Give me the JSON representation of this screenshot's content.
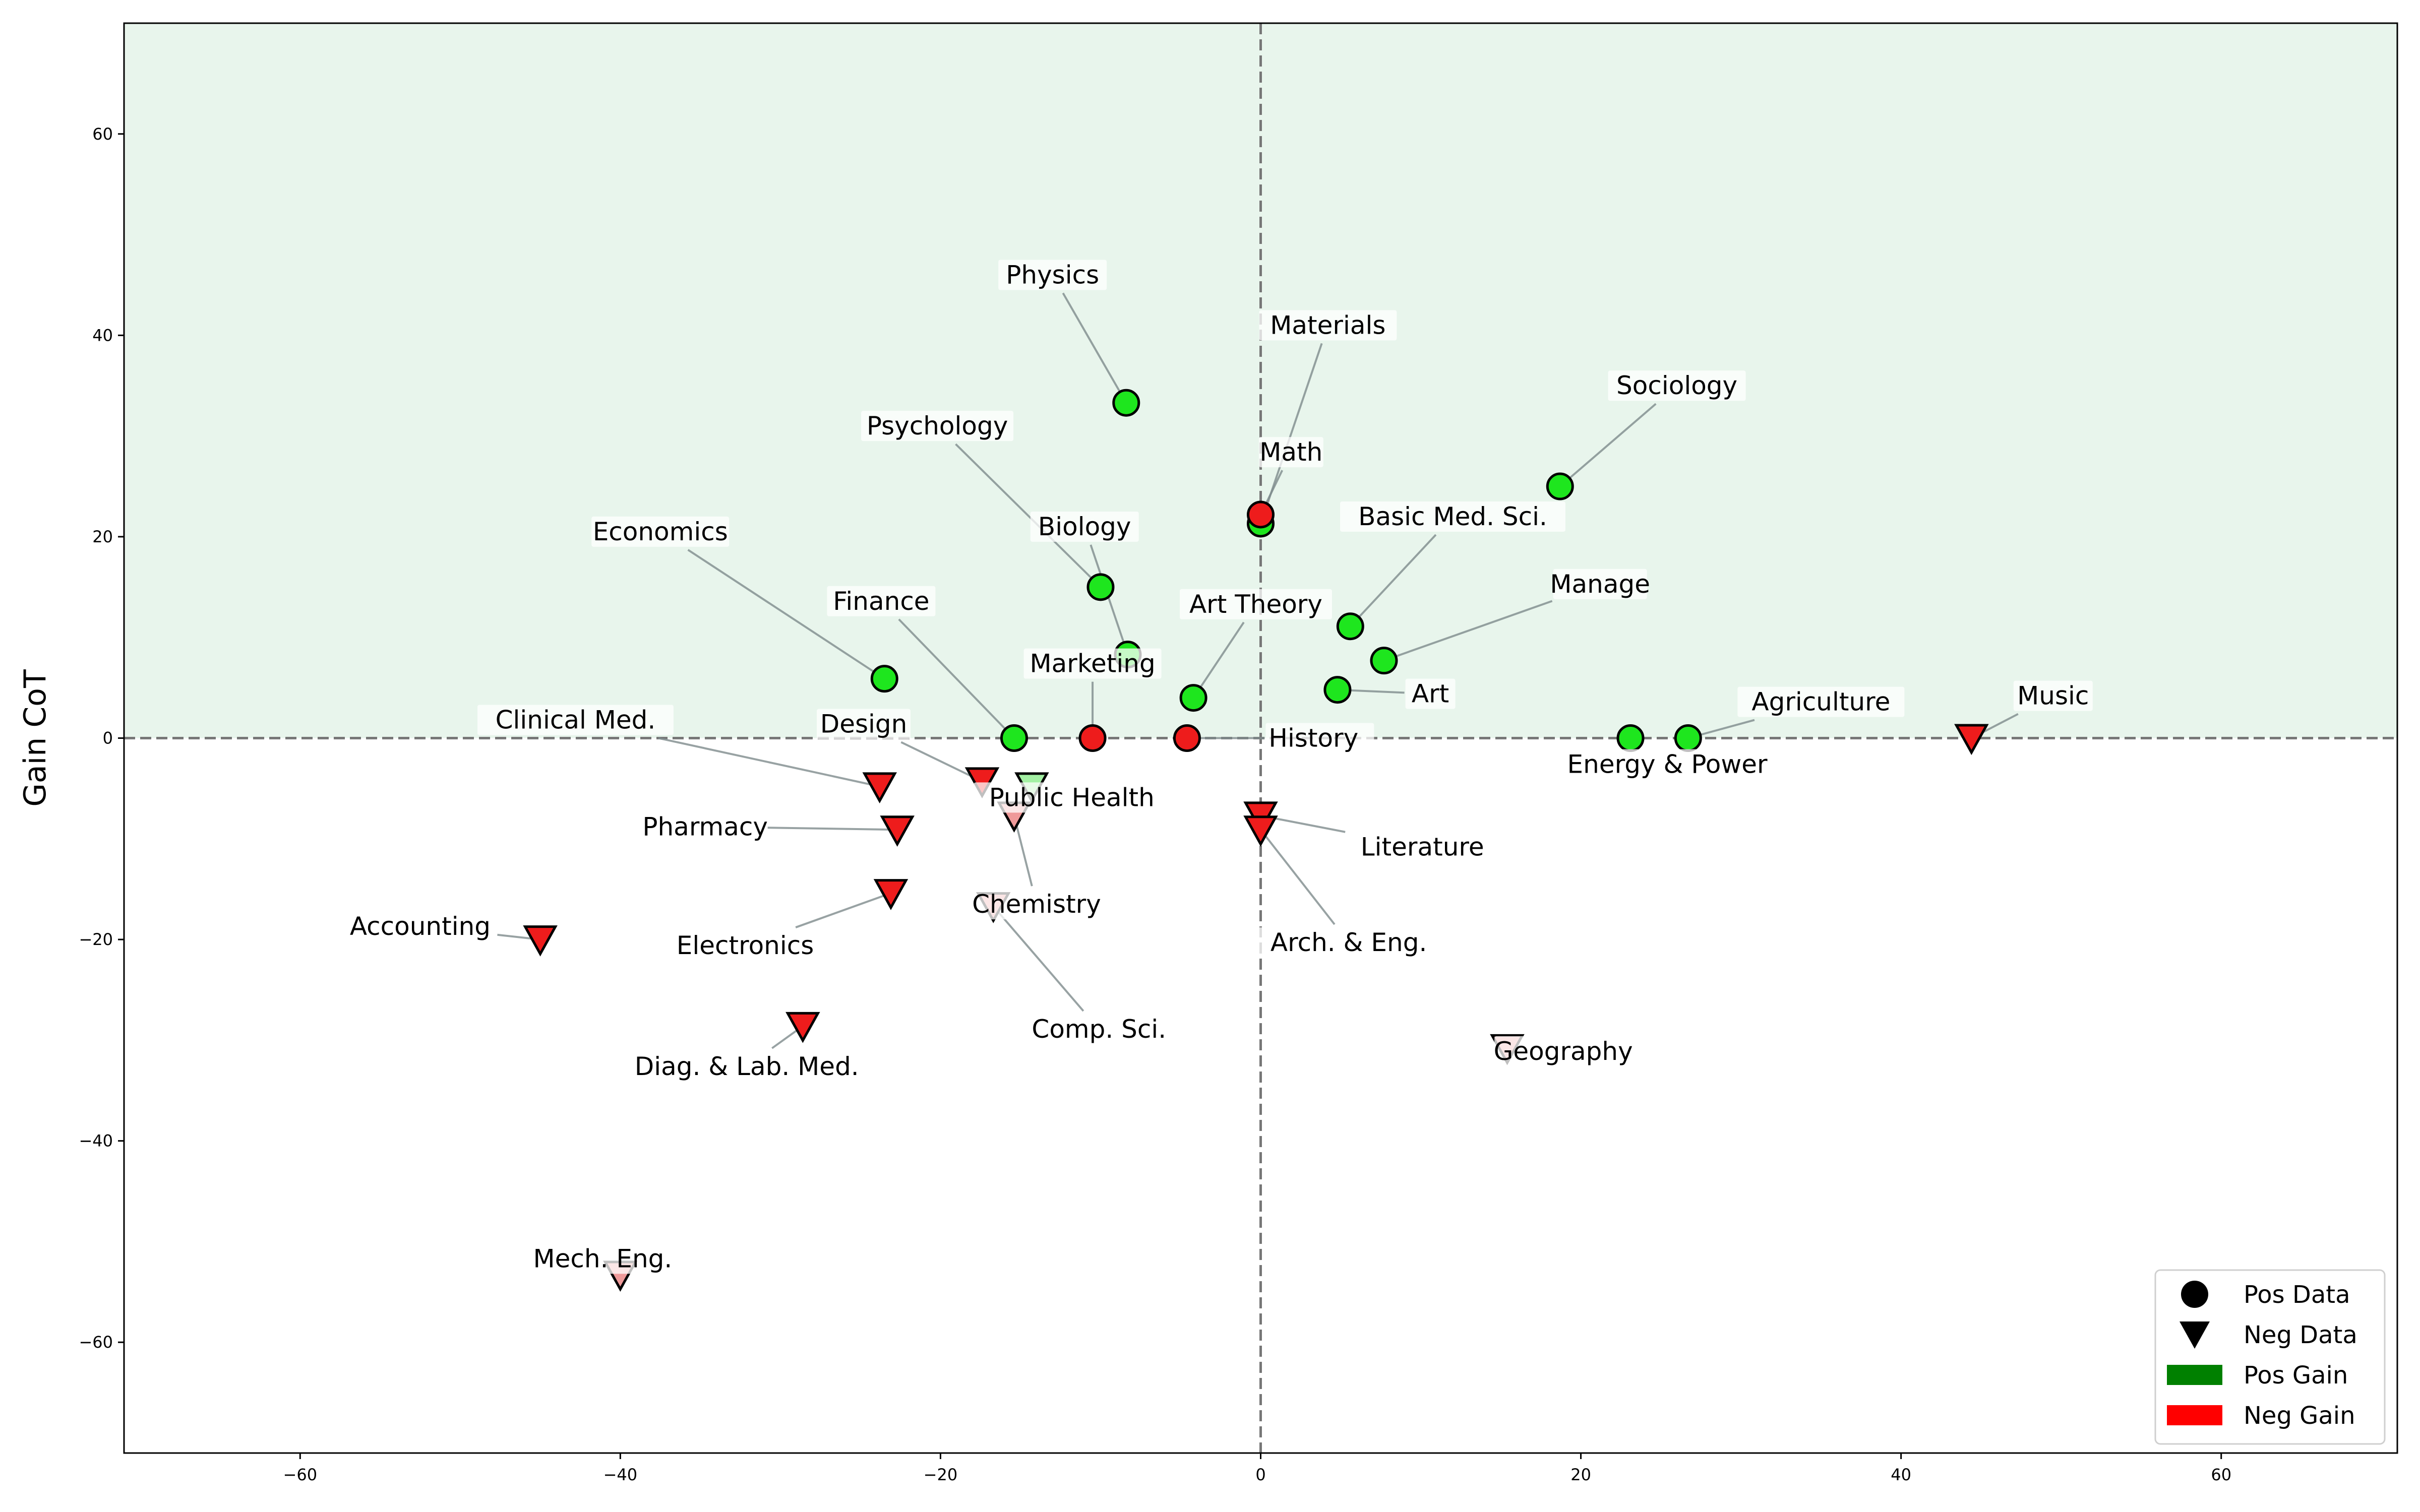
{
  "chart_data": {
    "type": "scatter",
    "title": "",
    "xlabel": "",
    "ylabel": "Gain CoT",
    "xlim": [
      -71,
      71
    ],
    "ylim": [
      -71,
      71
    ],
    "xticks": [
      -60,
      -40,
      -20,
      0,
      20,
      40,
      60
    ],
    "yticks": [
      -60,
      -40,
      -20,
      0,
      20,
      40,
      60
    ],
    "tick_labels": {
      "x": [
        "−60",
        "−40",
        "−20",
        "0",
        "20",
        "40",
        "60"
      ],
      "y": [
        "−60",
        "−40",
        "−20",
        "0",
        "20",
        "40",
        "60"
      ]
    },
    "positive_region_color": "#e8f5ec",
    "reference_lines": {
      "x": 0,
      "y": 0
    },
    "colors": {
      "pos": "#1ee61e",
      "neg": "#ee1c1c",
      "pos_faded": "#a3f0a3",
      "neg_faded": "#ef9a9a",
      "leader": "#7f8c8d",
      "legend_pos_patch": "#008000",
      "legend_neg_patch": "#ff0000"
    },
    "legend": {
      "position": "lower-right",
      "entries": [
        {
          "label": "Pos Data",
          "marker": "circle"
        },
        {
          "label": "Neg Data",
          "marker": "triangle-down"
        },
        {
          "label": "Pos Gain",
          "marker": "patch-green"
        },
        {
          "label": "Neg Gain",
          "marker": "patch-red"
        }
      ]
    },
    "points": [
      {
        "label": "Physics",
        "x": -8.4,
        "y": 33.3,
        "marker": "circle",
        "color": "pos",
        "lx": -13,
        "ly": 46
      },
      {
        "label": "Materials",
        "x": 0,
        "y": 21.3,
        "marker": "circle",
        "color": "pos",
        "lx": 4.2,
        "ly": 41
      },
      {
        "label": "Math",
        "x": 0,
        "y": 22.2,
        "marker": "circle",
        "color": "neg",
        "lx": 1.9,
        "ly": 28.4
      },
      {
        "label": "Sociology",
        "x": 18.7,
        "y": 25.0,
        "marker": "circle",
        "color": "pos",
        "lx": 26,
        "ly": 35
      },
      {
        "label": "Psychology",
        "x": -10.0,
        "y": 15.0,
        "marker": "circle",
        "color": "pos",
        "lx": -20.2,
        "ly": 31
      },
      {
        "label": "Biology",
        "x": -8.3,
        "y": 8.3,
        "marker": "circle",
        "color": "pos",
        "lx": -11,
        "ly": 21
      },
      {
        "label": "Basic Med. Sci.",
        "x": 5.6,
        "y": 11.1,
        "marker": "circle",
        "color": "pos",
        "lx": 12,
        "ly": 22
      },
      {
        "label": "Economics",
        "x": -23.5,
        "y": 5.9,
        "marker": "circle",
        "color": "pos",
        "lx": -37.5,
        "ly": 20.5
      },
      {
        "label": "Manage",
        "x": 7.7,
        "y": 7.7,
        "marker": "circle",
        "color": "pos",
        "lx": 21.2,
        "ly": 15.3
      },
      {
        "label": "Finance",
        "x": -15.4,
        "y": 0,
        "marker": "circle",
        "color": "pos",
        "lx": -23.7,
        "ly": 13.6
      },
      {
        "label": "Art Theory",
        "x": -4.2,
        "y": 4.0,
        "marker": "circle",
        "color": "pos",
        "lx": -0.3,
        "ly": 13.3
      },
      {
        "label": "Marketing",
        "x": -10.5,
        "y": 0,
        "marker": "circle",
        "color": "neg",
        "lx": -10.5,
        "ly": 7.4
      },
      {
        "label": "Art",
        "x": 4.8,
        "y": 4.8,
        "marker": "circle",
        "color": "pos",
        "lx": 10.6,
        "ly": 4.4
      },
      {
        "label": "History",
        "x": -4.6,
        "y": 0,
        "marker": "circle",
        "color": "neg",
        "lx": 0.5,
        "ly": 0,
        "anchor": "start"
      },
      {
        "label": "Agriculture",
        "x": 26.7,
        "y": 0,
        "marker": "circle",
        "color": "pos",
        "lx": 35,
        "ly": 3.6
      },
      {
        "label": "Energy & Power",
        "x": 23.1,
        "y": 0,
        "marker": "circle",
        "color": "pos",
        "lx": 25.4,
        "ly": -2.6
      },
      {
        "label": "Music",
        "x": 44.4,
        "y": 0,
        "marker": "triangle-down",
        "color": "neg",
        "lx": 49.5,
        "ly": 4.2
      },
      {
        "label": "Clinical Med.",
        "x": -23.8,
        "y": -4.8,
        "marker": "triangle-down",
        "color": "neg",
        "lx": -42.8,
        "ly": 1.8
      },
      {
        "label": "Design",
        "x": -17.4,
        "y": -4.3,
        "marker": "triangle-down",
        "color": "neg",
        "lx": -24.8,
        "ly": 1.4
      },
      {
        "label": "Public Health",
        "x": -14.3,
        "y": -4.8,
        "marker": "triangle-down",
        "color": "pos_faded",
        "lx": -11.8,
        "ly": -5.9
      },
      {
        "label": "Chemistry",
        "x": -15.4,
        "y": -7.7,
        "marker": "triangle-down",
        "color": "neg_faded",
        "lx": -14,
        "ly": -16.5
      },
      {
        "label": "Pharmacy",
        "x": -22.7,
        "y": -9.1,
        "marker": "triangle-down",
        "color": "neg",
        "lx": -34.7,
        "ly": -8.8
      },
      {
        "label": "Literature",
        "x": 0,
        "y": -7.7,
        "marker": "triangle-down",
        "color": "neg",
        "lx": 10.1,
        "ly": -10.8
      },
      {
        "label": "Arch. & Eng.",
        "x": 0,
        "y": -9.1,
        "marker": "triangle-down",
        "color": "neg",
        "lx": 5.5,
        "ly": -20.3
      },
      {
        "label": "Electronics",
        "x": -23.1,
        "y": -15.4,
        "marker": "triangle-down",
        "color": "neg",
        "lx": -32.2,
        "ly": -20.6
      },
      {
        "label": "Accounting",
        "x": -45.0,
        "y": -20.0,
        "marker": "triangle-down",
        "color": "neg",
        "lx": -52.5,
        "ly": -18.7
      },
      {
        "label": "Comp. Sci.",
        "x": -16.7,
        "y": -16.7,
        "marker": "triangle-down",
        "color": "neg_faded",
        "lx": -10.1,
        "ly": -28.9
      },
      {
        "label": "Diag. & Lab. Med.",
        "x": -28.6,
        "y": -28.6,
        "marker": "triangle-down",
        "color": "neg",
        "lx": -32.1,
        "ly": -32.6
      },
      {
        "label": "Geography",
        "x": 15.4,
        "y": -30.8,
        "marker": "triangle-down",
        "color": "neg_faded",
        "lx": 18.9,
        "ly": -31.1
      },
      {
        "label": "Mech. Eng.",
        "x": -40.0,
        "y": -53.3,
        "marker": "triangle-down",
        "color": "neg_faded",
        "lx": -41.1,
        "ly": -51.7
      }
    ]
  }
}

________________________________________

■ What the task asks ■
Select and copy every line from the records that includes the word "Gain".

■ Completed exercise ■
    "ylabel": "Gain CoT",
          "label": "Pos Gain",
          "label": "Neg Gain",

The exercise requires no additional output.